Could you repeat the records below exactly, leaving out any pictures?

Saved entries
----

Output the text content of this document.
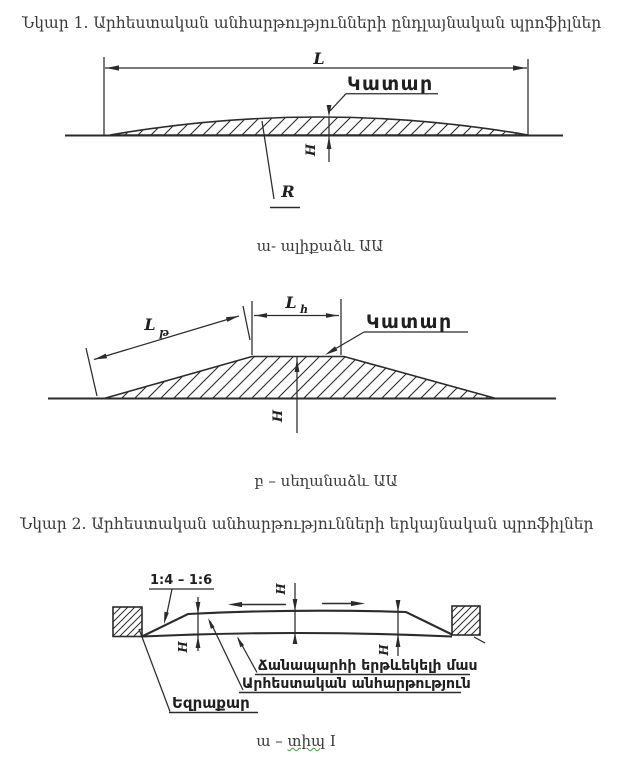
Նկար 1. Արհեստական անհարթությունների ընդլայնական պրոֆիլներ
L
Կատար
H
R
ա- ալիքաձև ԱԱ
L թ
L հ
Կատար
H
բ – սեղանաձև ԱԱ
Նկար 2. Արհեստական անհարթությունների երկայնական պրոֆիլներ
1:4 – 1:6
H
H
H
Ճանապարհի երթևեկելի մաս
Արհեստական անհարթություն
Եզրաքար
ա – տիպ I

----

* _The completed task_
Output the text content of this document.
Նկար 1. Արհեստական անհարթությունների ընդլայնական պրոֆիլներ
L
Կատար
H
R
ա- ալիքաձև ԱԱ
L թ
L հ
Կատար
H
բ – սեղանաձև ԱԱ
Նկար 2. Արհեստական անհարթությունների երկայնական պրոֆիլներ
1:4 – 1:6
H
H
H
Ճանապարհի երթևեկելի մաս
Արհեստական անհարթություն
Եզրաքար
ա – տիպ I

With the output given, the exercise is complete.